- [Trecho selecionado]:

_____

Boteco: Três cervejas que ganhei de presente

por Marcelo Costa

A primeira cerveja é uma austríaca, presente do parceiro Leonardo Dias, e veio de Viena. É uma Zwickelbier, estilo alemão que caracteriza uma cerveja não filtrada da região da Franconia, no norte da Baviera, que remete ao estilo Keller, mas com menos carbonatação e lupulagem. Essa Schwechater Zwickl é uma releitura vienense do estilo bávaro, e na taça exibe um líquido de coloração amarelo palha, com turbidez típica das cervejas não filtradas. O creme é branco de boa formação e média alta permanência. No nariz, notas cítricas (limão siciliano) dançam ao lado da cevada (remetendo a feno, capim e pão) com sugestão de condimentação (semente de cravo) e picância de acidez. Na boca, amargor cítrico e acidez surpreendem positivamente o bebedor num conjunto que ainda valoriza as notas derivadas da cevada com leve sugestão herbal (ervas) e floral. No final, cevada, cítrico e amargor comportado. No retrogosto, uma rede em uma tarde na fazenda. Simples e eficiente.

A segunda cerveja é belo-horizontina, presente da querida Jennifer Souza. Já tinham me falado da Divina (um abraço, Rodrigo Brasil), e a memória resgata uma citação no encarte do álbum “Nacional”, do Transmissor (banda da qual Jennifer é integrante), lançado em 2012: “Transmissor bebe cervejas Cruz Alta e Divina”. Anotei. O mestre cervejeiro Leandro Maciel não integra a banda, mas é amigo da turma e produz cervejas em casa desde 2008: “Faço a Divina há seis anos”, conta em bate papo por e-mail. “O nome não é nenhuma prepotência e sim uma homenagem à avó da minha esposa, que se chamava Divina”, explica. Quando completou 30 anos, Leandro ganhou de presente da sogra um kit para fabricação de cerveja artesanal e a esposa complementou o presente com um curso. “Comecei fazendo cervejas Extra Special Bitter, pois sou fanático pelo sabor do lúpulo, mas logo fiquei encantando pelos complexos sabores das cervejas Belgas”, conta.

_____

- [Registros fornecidos]:
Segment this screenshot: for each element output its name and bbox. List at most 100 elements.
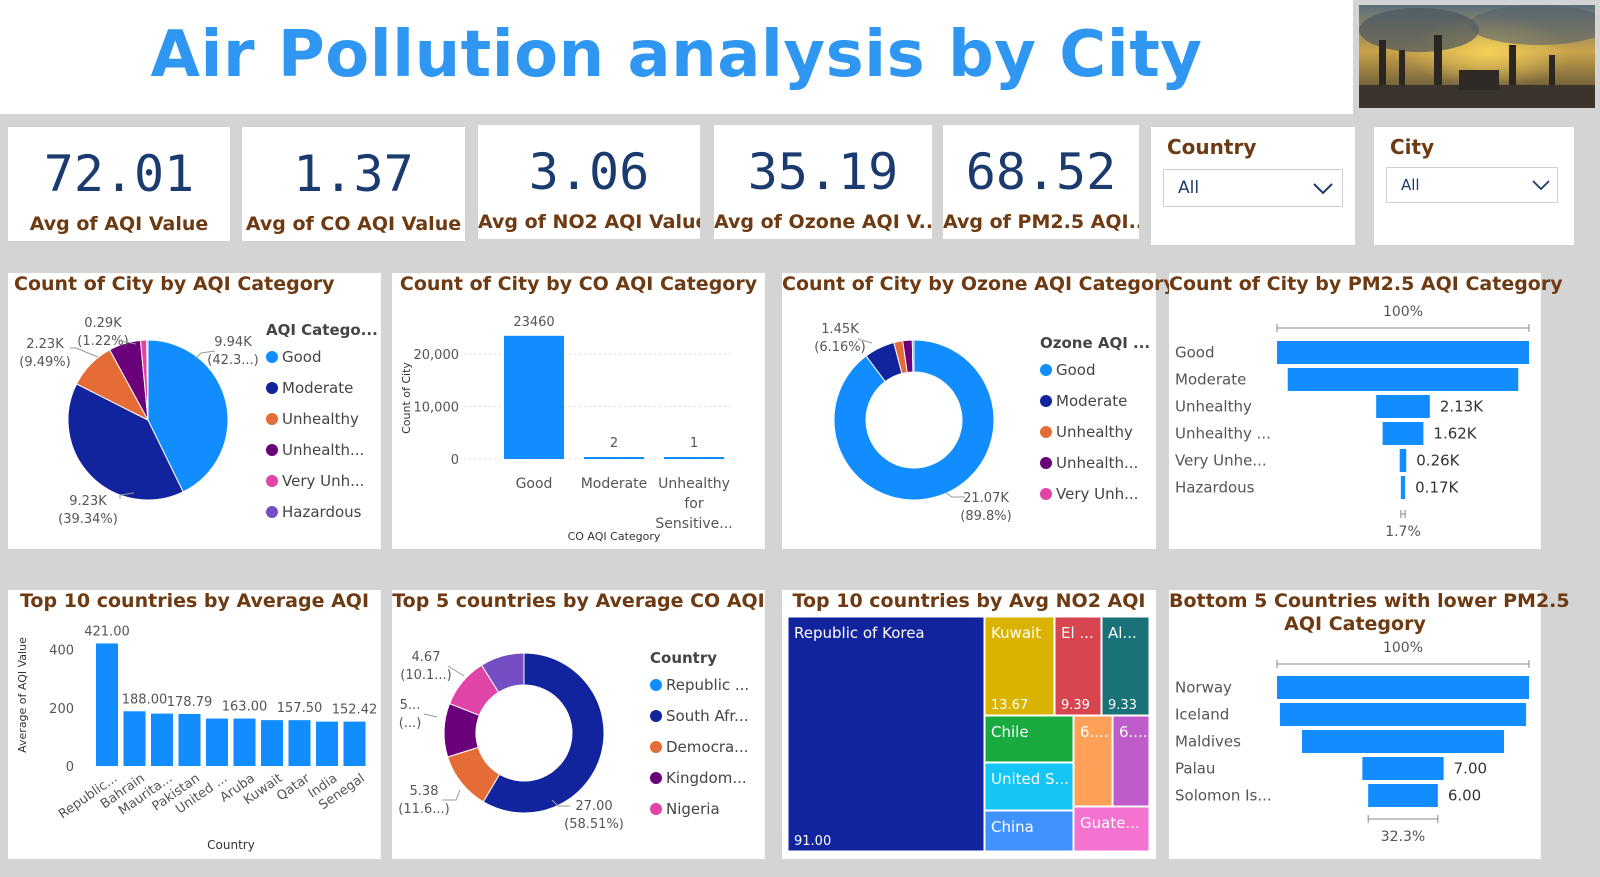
- legend-marker: [266, 475, 278, 487]
- bar: [261, 720, 283, 766]
- tile-label: El ...: [1061, 624, 1094, 642]
- pie-slice: [911, 339, 915, 373]
- bar: [343, 721, 366, 766]
- data-label: (89.8%): [960, 509, 1011, 524]
- legend-marker: [266, 382, 278, 394]
- x-axis-label: CO AQI Category: [568, 530, 661, 543]
- pm25-category-funnel-card: Count of City by PM2.5 AQI Category 100%…: [1169, 273, 1563, 549]
- legend-marker: [650, 710, 662, 722]
- data-label: 9.23K: [69, 494, 107, 509]
- legend-marker: [1040, 457, 1052, 469]
- top10-aqi-bar-chart: 0 200 400 Average of AQI Value Country 421.00…: [16, 624, 377, 852]
- category-label: Iceland: [1175, 706, 1229, 724]
- pm25-category-funnel-chart: 100% Good Moderate Unhealthy 2.13K Unhealthy …: [1175, 304, 1530, 540]
- bottom5-pm25-funnel-chart: 100% Norway Iceland Maldives Palau 7.00 Solomo…: [1175, 640, 1530, 845]
- legend-entry: Nigeria: [666, 800, 720, 818]
- x-tick-label: Good: [516, 476, 553, 492]
- tile-value: 9.39: [1061, 698, 1090, 713]
- legend-entry: Unhealth...: [1056, 454, 1138, 472]
- legend-marker: [650, 772, 662, 784]
- tile-label: China: [991, 818, 1034, 836]
- treemap-tile: [1101, 616, 1150, 716]
- kpi-value: 35.19: [747, 143, 899, 201]
- y-tick-label: 400: [49, 644, 74, 659]
- treemap-tile: [984, 715, 1074, 763]
- data-label: 9.94K: [214, 335, 252, 350]
- country-slicer-label: Country: [1167, 135, 1257, 159]
- legend-entry: Moderate: [282, 379, 353, 397]
- funnel-bottom-label: 32.3%: [1381, 829, 1425, 845]
- treemap-tile: [984, 762, 1074, 811]
- tile-label: 6....: [1119, 723, 1148, 741]
- leader-line: [120, 340, 137, 345]
- co-category-bar-card: Count of City by CO AQI Category 0 10,000…: [392, 273, 765, 549]
- bar: [96, 643, 118, 766]
- kpi-label: Avg of Ozone AQI V...: [714, 211, 932, 233]
- y-tick-label: 20,000: [414, 348, 460, 363]
- treemap-tile: [1073, 715, 1113, 807]
- bar: [664, 457, 724, 459]
- x-tick-label: Unhealthy: [658, 476, 730, 492]
- chart-title: Top 5 countries by Average CO AQI: [392, 590, 765, 612]
- funnel-top-label: 100%: [1383, 640, 1423, 656]
- legend-entry: Unhealthy: [1056, 423, 1133, 441]
- data-label: 188.00: [122, 692, 168, 707]
- tile-value: 9.33: [1108, 698, 1137, 713]
- legend-entry: Good: [282, 348, 322, 366]
- no2-treemap-chart: Republic of Korea 91.00 Kuwait 13.67 El ... 9…: [787, 616, 1150, 852]
- treemap-tile: [1112, 715, 1150, 807]
- chart-title-line2: AQI Category: [1284, 613, 1426, 635]
- tile-value: 13.67: [991, 698, 1028, 713]
- data-label: (6.16%): [814, 340, 865, 355]
- kpi-value: 68.52: [965, 143, 1117, 201]
- legend-marker: [1040, 488, 1052, 500]
- legend-marker: [650, 741, 662, 753]
- header-bar: Air Pollution analysis by City: [0, 0, 1353, 114]
- city-dropdown[interactable]: All: [1386, 167, 1558, 203]
- pie-slice: [833, 339, 995, 501]
- pie-slice: [480, 652, 525, 693]
- kpi-card-aqi: 72.01 Avg of AQI Value: [8, 127, 230, 241]
- y-tick-label: 200: [49, 702, 74, 717]
- category-label: Moderate: [1175, 371, 1246, 389]
- legend-title: AQI Catego...: [266, 321, 378, 339]
- ozone-category-donut-card: Count of City by Ozone AQI Category Ozon…: [782, 273, 1176, 549]
- top5-co-donut-card: Top 5 countries by Average CO AQI Countr…: [392, 590, 765, 859]
- data-label: 1.62K: [1433, 425, 1477, 443]
- x-axis-label: Country: [207, 838, 255, 852]
- kpi-card-co: 1.37 Avg of CO AQI Value: [242, 127, 465, 241]
- legend-marker: [266, 413, 278, 425]
- treemap-tile: [1054, 616, 1102, 716]
- category-label: Norway: [1175, 679, 1232, 697]
- funnel-bar: [1376, 395, 1430, 418]
- funnel-bar: [1400, 476, 1406, 499]
- legend-title: Country: [650, 649, 717, 667]
- treemap-tile: [1073, 806, 1150, 852]
- x-tick-label: Moderate: [581, 476, 648, 492]
- y-tick-label: 0: [66, 760, 74, 775]
- data-label: 5.38: [410, 784, 439, 799]
- data-label: 27.00: [575, 799, 612, 814]
- data-label: 0.26K: [1416, 452, 1460, 470]
- country-dropdown[interactable]: All: [1163, 169, 1343, 207]
- leader-line: [447, 665, 465, 677]
- legend-marker: [1040, 364, 1052, 376]
- bar: [288, 720, 311, 766]
- chevron-down-icon: [1313, 183, 1333, 195]
- chart-title: Count of City by AQI Category: [14, 273, 335, 295]
- kpi-label: Avg of NO2 AQI Value: [478, 211, 700, 233]
- country-slicer: Country All: [1151, 127, 1355, 245]
- city-slicer-label: City: [1390, 135, 1435, 159]
- funnel-bar: [1362, 757, 1444, 780]
- funnel-bottom-label: 1.7%: [1385, 524, 1421, 540]
- data-label: 2.23K: [26, 337, 64, 352]
- x-tick-label: for: [684, 496, 703, 512]
- kpi-label: Avg of CO AQI Value: [245, 213, 462, 235]
- funnel-bar: [1279, 703, 1527, 726]
- ozone-category-donut-chart: Ozone AQI ... Good Moderate Unhealthy Unheal…: [814, 322, 1150, 524]
- category-label: Unhealthy ...: [1175, 425, 1271, 443]
- leader-line: [194, 350, 216, 360]
- bar: [316, 721, 338, 766]
- tile-label: Guate...: [1080, 814, 1140, 832]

_____

- [Partes do exercício]:
[a] Segundo o texto sobre as cervejas, desde que ano Leandro Maciel produz cervejas em casa?
[b] Transcreva dos registros, sem nenhuma alteração, as linhas entre a que contém "- legend-marker: [266, 475, 278, 487]" e a que contém "- legend-marker: [1040, 457, 1052, 469]", incluindo as duas.

- [Respostas por tarefa]:
[a] Desde 2008.

[b]
- legend-marker: [266, 475, 278, 487]
- bar: [261, 720, 283, 766]
- tile-label: El ...: [1061, 624, 1094, 642]
- pie-slice: [911, 339, 915, 373]
- bar: [343, 721, 366, 766]
- data-label: (89.8%): [960, 509, 1011, 524]
- legend-marker: [266, 382, 278, 394]
- x-axis-label: CO AQI Category: [568, 530, 661, 543]
- pm25-category-funnel-card: Count of City by PM2.5 AQI Category 100%…: [1169, 273, 1563, 549]
- legend-marker: [650, 710, 662, 722]
- data-label: 9.23K: [69, 494, 107, 509]
- legend-marker: [1040, 457, 1052, 469]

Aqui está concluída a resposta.